DESCRIPTION OF THE TASK - Identify and pull out each line of the entries in which "name" occurs.

INPUT ROWS -
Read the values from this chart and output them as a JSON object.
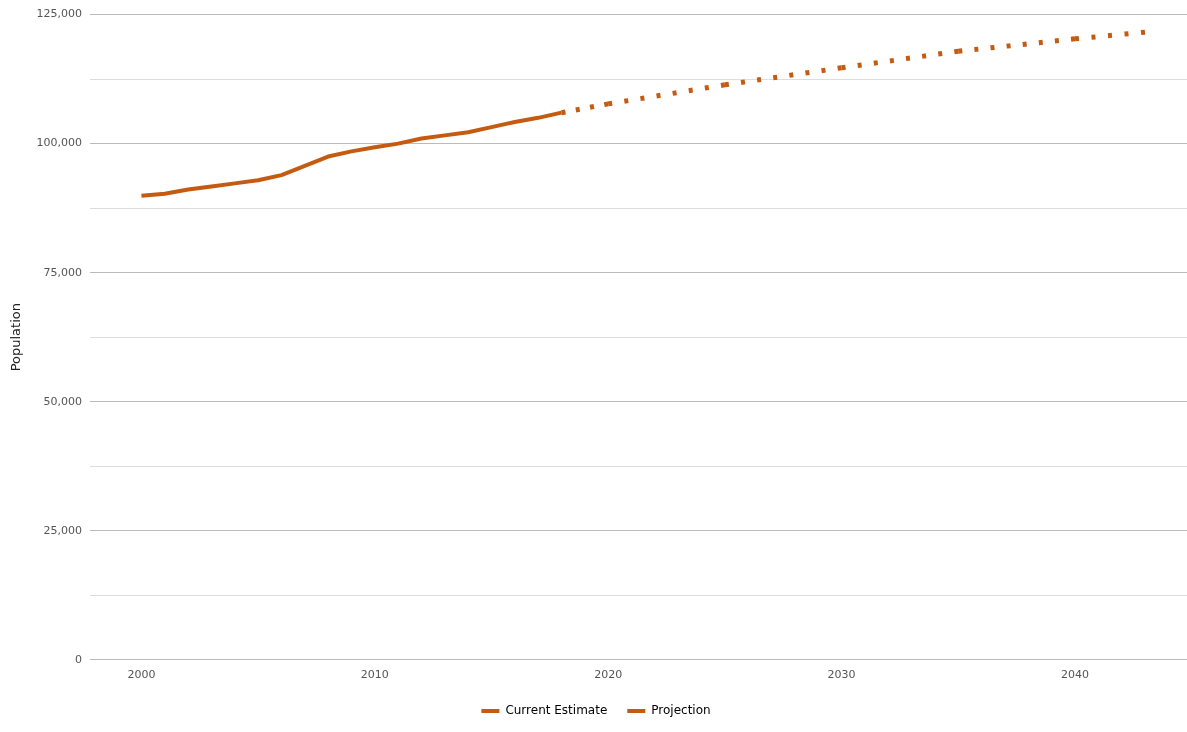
{
  "chart_data": {
    "type": "line",
    "ylabel": "Population",
    "xlim": [
      1997.8,
      2044.8
    ],
    "xticks": [
      2000,
      2010,
      2020,
      2030,
      2040
    ],
    "ylim": [
      0,
      125000
    ],
    "yticks": [
      {
        "value": 0,
        "label": "0"
      },
      {
        "value": 12500,
        "label": null
      },
      {
        "value": 25000,
        "label": "25,000"
      },
      {
        "value": 37500,
        "label": null
      },
      {
        "value": 50000,
        "label": "50,000"
      },
      {
        "value": 62500,
        "label": null
      },
      {
        "value": 75000,
        "label": "75,000"
      },
      {
        "value": 87500,
        "label": null
      },
      {
        "value": 100000,
        "label": "100,000"
      },
      {
        "value": 112500,
        "label": null
      },
      {
        "value": 125000,
        "label": "125,000"
      }
    ],
    "grid": "y",
    "legend": "bottom",
    "series": [
      {
        "name": "Current Estimate",
        "color": "#c55a11",
        "line_style": "solid",
        "marker": "none",
        "x": [
          2000,
          2001,
          2002,
          2003,
          2004,
          2005,
          2006,
          2007,
          2008,
          2009,
          2010,
          2011,
          2012,
          2013,
          2014,
          2015,
          2016,
          2017,
          2018
        ],
        "values": [
          89900,
          90300,
          91100,
          91700,
          92300,
          92900,
          93900,
          95700,
          97500,
          98500,
          99300,
          100000,
          101000,
          101600,
          102200,
          103200,
          104200,
          105000,
          106000
        ]
      },
      {
        "name": "Projection",
        "color": "#c55a11",
        "line_style": "dotted",
        "marker": "none",
        "x": [
          2018,
          2020,
          2025,
          2030,
          2035,
          2040,
          2043
        ],
        "values": [
          106000,
          107700,
          111400,
          114700,
          117900,
          120300,
          121600
        ]
      }
    ]
  }
}
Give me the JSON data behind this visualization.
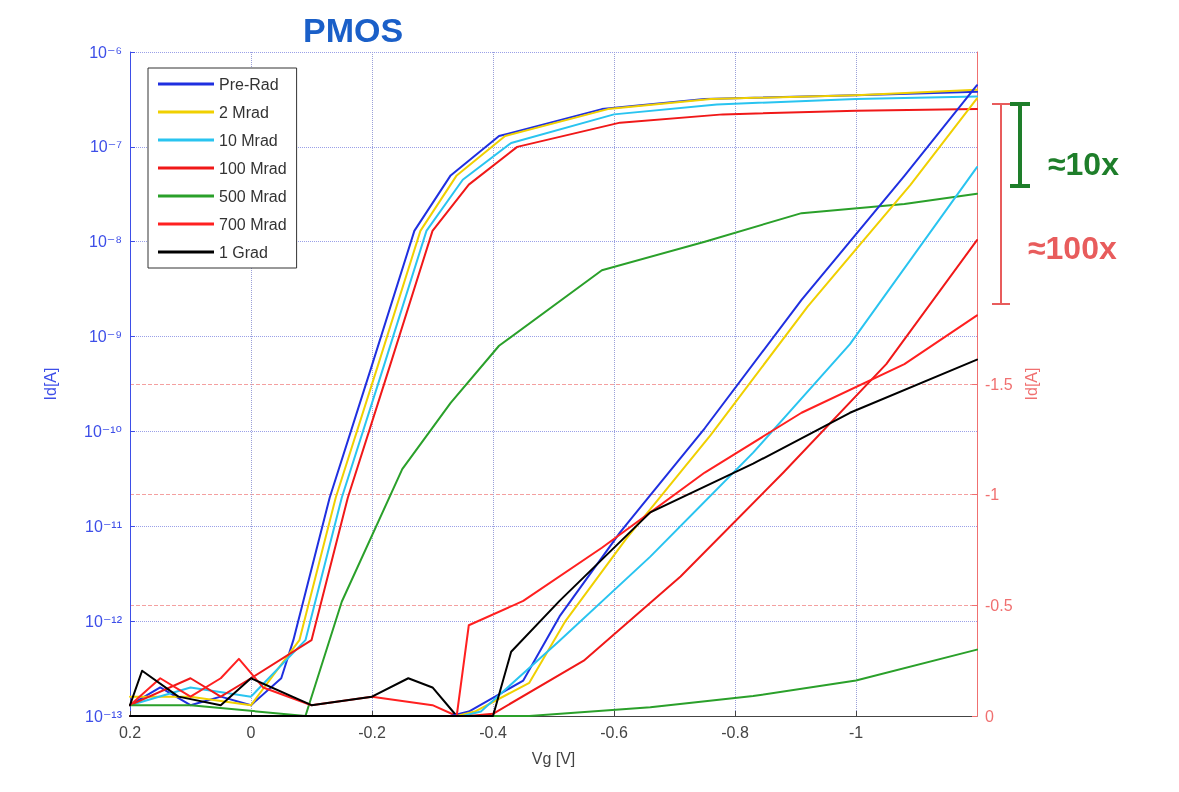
{
  "chart_data": {
    "type": "line",
    "title": "PMOS",
    "xlabel": "Vg [V]",
    "ylabel": "Id[A]",
    "y2label": "Id[A]",
    "xlim": [
      0.2,
      -1.2
    ],
    "xticks": [
      0.2,
      0,
      -0.2,
      -0.4,
      -0.6,
      -0.8,
      -1
    ],
    "ylim": [
      1e-13,
      1e-06
    ],
    "yticks": [
      {
        "value": 1e-13,
        "label": "10⁻¹³"
      },
      {
        "value": 1e-12,
        "label": "10⁻¹²"
      },
      {
        "value": 1e-11,
        "label": "10⁻¹¹"
      },
      {
        "value": 1e-10,
        "label": "10⁻¹⁰"
      },
      {
        "value": 1e-09,
        "label": "10⁻⁹"
      },
      {
        "value": 1e-08,
        "label": "10⁻⁸"
      },
      {
        "value": 1e-07,
        "label": "10⁻⁷"
      },
      {
        "value": 1e-06,
        "label": "10⁻⁶"
      }
    ],
    "y2lim": [
      0,
      -3
    ],
    "y2ticks": [
      0,
      -0.5,
      -1,
      -1.5
    ],
    "log": "y",
    "grid": true,
    "legend": "top left",
    "annotations": [
      "≈10x",
      "≈100x"
    ],
    "series": [
      {
        "name": "Pre-Rad",
        "color": "#1f2fe0",
        "x": [
          0.2,
          0.15,
          0.1,
          0.05,
          0,
          -0.05,
          -0.07,
          -0.13,
          -0.2,
          -0.27,
          -0.33,
          -0.41,
          -0.58,
          -0.75,
          -1.0,
          -1.2
        ],
        "values": [
          1.3e-13,
          2e-13,
          1.3e-13,
          1.6e-13,
          1.3e-13,
          2.5e-13,
          6.3e-13,
          2e-11,
          5e-10,
          1.3e-08,
          5e-08,
          1.3e-07,
          2.5e-07,
          3.2e-07,
          3.5e-07,
          3.8e-07
        ]
      },
      {
        "name": "2 Mrad",
        "color": "#f0d000",
        "x": [
          0.2,
          0.1,
          0,
          -0.08,
          -0.14,
          -0.21,
          -0.28,
          -0.34,
          -0.42,
          -0.59,
          -0.76,
          -1.0,
          -1.2
        ],
        "values": [
          1.6e-13,
          1.6e-13,
          1.3e-13,
          6.3e-13,
          2e-11,
          5e-10,
          1.3e-08,
          5e-08,
          1.3e-07,
          2.5e-07,
          3.2e-07,
          3.5e-07,
          4e-07
        ]
      },
      {
        "name": "10 Mrad",
        "color": "#29c4f0",
        "x": [
          0.2,
          0.1,
          0,
          -0.09,
          -0.15,
          -0.22,
          -0.29,
          -0.35,
          -0.43,
          -0.6,
          -0.77,
          -1.0,
          -1.2
        ],
        "values": [
          1.3e-13,
          2e-13,
          1.6e-13,
          6.3e-13,
          2e-11,
          5e-10,
          1.3e-08,
          4.5e-08,
          1.1e-07,
          2.2e-07,
          2.8e-07,
          3.2e-07,
          3.4e-07
        ]
      },
      {
        "name": "100 Mrad",
        "color": "#f01818",
        "x": [
          0.2,
          0.1,
          0.05,
          0,
          -0.1,
          -0.16,
          -0.23,
          -0.3,
          -0.36,
          -0.44,
          -0.61,
          -0.78,
          -1.0,
          -1.2
        ],
        "values": [
          1.3e-13,
          2.5e-13,
          1.6e-13,
          2.5e-13,
          6.3e-13,
          2e-11,
          5e-10,
          1.3e-08,
          4e-08,
          1e-07,
          1.8e-07,
          2.2e-07,
          2.4e-07,
          2.5e-07
        ]
      },
      {
        "name": "500 Mrad",
        "color": "#2aa02a",
        "x": [
          0.2,
          0.1,
          -0.09,
          -0.15,
          -0.25,
          -0.33,
          -0.41,
          -0.58,
          -0.75,
          -0.91,
          -1.08,
          -1.2
        ],
        "values": [
          1.3e-13,
          1.3e-13,
          1e-13,
          1.6e-12,
          4e-11,
          2e-10,
          8e-10,
          5e-09,
          1e-08,
          2e-08,
          2.5e-08,
          3.2e-08
        ]
      },
      {
        "name": "700 Mrad",
        "color": "#ff2020",
        "x": [
          0.2,
          0.15,
          0.1,
          0.05,
          0.02,
          -0.02,
          -0.1,
          -0.2,
          -0.3,
          -0.34
        ],
        "values": [
          1.3e-13,
          2.5e-13,
          1.6e-13,
          2.5e-13,
          4e-13,
          2e-13,
          1.3e-13,
          1.6e-13,
          1.3e-13,
          1e-13
        ]
      },
      {
        "name": "1 Grad",
        "color": "#000000",
        "x": [
          0.2,
          0.18,
          0.12,
          0.05,
          0,
          -0.1,
          -0.2,
          -0.26,
          -0.3,
          -0.34
        ],
        "values": [
          1.3e-13,
          3e-13,
          1.6e-13,
          1.3e-13,
          2.5e-13,
          1.3e-13,
          1.6e-13,
          2.5e-13,
          2e-13,
          1e-13
        ]
      },
      {
        "color": "#1f2fe0",
        "axis": "y2",
        "x": [
          -0.33,
          -0.36,
          -0.45,
          -0.51,
          -0.61,
          -0.75,
          -0.91,
          -1.08,
          -1.2
        ],
        "values": [
          0,
          -0.02,
          -0.16,
          -0.45,
          -0.83,
          -1.3,
          -1.88,
          -2.44,
          -2.85
        ]
      },
      {
        "color": "#f0d000",
        "axis": "y2",
        "x": [
          -0.34,
          -0.37,
          -0.46,
          -0.52,
          -0.62,
          -0.76,
          -0.92,
          -1.09,
          -1.2
        ],
        "values": [
          0,
          -0.02,
          -0.15,
          -0.43,
          -0.8,
          -1.27,
          -1.85,
          -2.4,
          -2.79
        ]
      },
      {
        "color": "#29c4f0",
        "axis": "y2",
        "x": [
          -0.35,
          -0.38,
          -0.51,
          -0.66,
          -0.83,
          -0.99,
          -1.2
        ],
        "values": [
          0,
          -0.02,
          -0.34,
          -0.72,
          -1.19,
          -1.68,
          -2.48
        ]
      },
      {
        "color": "#f01818",
        "axis": "y2",
        "x": [
          0.2,
          -0.36,
          -0.4,
          -0.55,
          -0.71,
          -0.88,
          -1.05,
          -1.2
        ],
        "values": [
          0,
          0,
          -0.01,
          -0.25,
          -0.63,
          -1.1,
          -1.59,
          -2.15
        ]
      },
      {
        "color": "#2aa02a",
        "axis": "y2",
        "x": [
          -0.2,
          -0.46,
          -0.66,
          -0.83,
          -1.0,
          -1.2
        ],
        "values": [
          0,
          0,
          -0.04,
          -0.09,
          -0.16,
          -0.3
        ]
      },
      {
        "color": "#ff2020",
        "axis": "y2",
        "x": [
          -0.34,
          -0.36,
          -0.45,
          -0.58,
          -0.75,
          -0.91,
          -1.08,
          -1.2
        ],
        "values": [
          0,
          -0.41,
          -0.52,
          -0.76,
          -1.1,
          -1.37,
          -1.59,
          -1.81
        ]
      },
      {
        "color": "#000000",
        "axis": "y2",
        "x": [
          0.2,
          -0.4,
          -0.43,
          -0.51,
          -0.66,
          -0.83,
          -0.99,
          -1.2
        ],
        "values": [
          0,
          0,
          -0.29,
          -0.52,
          -0.92,
          -1.14,
          -1.37,
          -1.61
        ]
      }
    ]
  }
}
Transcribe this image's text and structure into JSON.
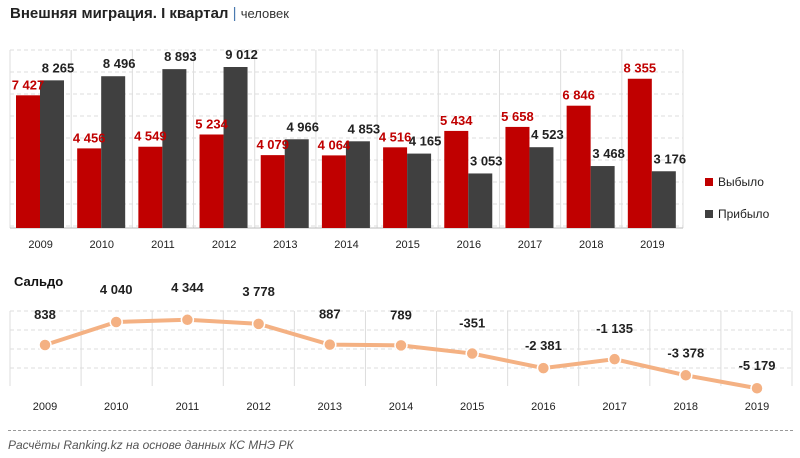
{
  "title": "Внешняя миграция. I квартал",
  "unit": "человек",
  "source": "Расчёты Ranking.kz на основе данных  КС МНЭ РК",
  "colors": {
    "left": "#c00000",
    "arrived": "#404040",
    "saldo": "#f4b183"
  },
  "chart_data": [
    {
      "type": "bar",
      "title": "Внешняя миграция. I квартал",
      "ylabel": "человек",
      "categories": [
        "2009",
        "2010",
        "2011",
        "2012",
        "2013",
        "2014",
        "2015",
        "2016",
        "2017",
        "2018",
        "2019"
      ],
      "series": [
        {
          "name": "Выбыло",
          "values": [
            7427,
            4456,
            4549,
            5234,
            4079,
            4064,
            4516,
            5434,
            5658,
            6846,
            8355
          ]
        },
        {
          "name": "Прибыло",
          "values": [
            8265,
            8496,
            8893,
            9012,
            4966,
            4853,
            4165,
            3053,
            4523,
            3468,
            3176
          ]
        }
      ],
      "labels": {
        "Выбыло": [
          "7 427",
          "4 456",
          "4 549",
          "5 234",
          "4 079",
          "4 064",
          "4 516",
          "5 434",
          "5 658",
          "6 846",
          "8 355"
        ],
        "Прибыло": [
          "8 265",
          "8 496",
          "8 893",
          "9 012",
          "4 966",
          "4 853",
          "4 165",
          "3 053",
          "4 523",
          "3 468",
          "3 176"
        ]
      },
      "legend": "right",
      "grid": true
    },
    {
      "type": "line",
      "title": "Сальдо",
      "categories": [
        "2009",
        "2010",
        "2011",
        "2012",
        "2013",
        "2014",
        "2015",
        "2016",
        "2017",
        "2018",
        "2019"
      ],
      "values": [
        838,
        4040,
        4344,
        3778,
        887,
        789,
        -351,
        -2381,
        -1135,
        -3378,
        -5179
      ],
      "labels": [
        "838",
        "4 040",
        "4 344",
        "3 778",
        "887",
        "789",
        "-351",
        "-2 381",
        "-1 135",
        "-3 378",
        "-5 179"
      ],
      "grid": true
    }
  ]
}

RESULT FOR THIS TASK -
        "name": "Current Estimate",
        "name": "Projection",
        "name": "Pre-Rad",
        "name": "2 Mrad",
        "name": "10 Mrad",
        "name": "100 Mrad",
        "name": "500 Mrad",
        "name": "700 Mrad",
        "name": "1 Grad",
          "name": "Выбыло",
          "name": "Прибыло",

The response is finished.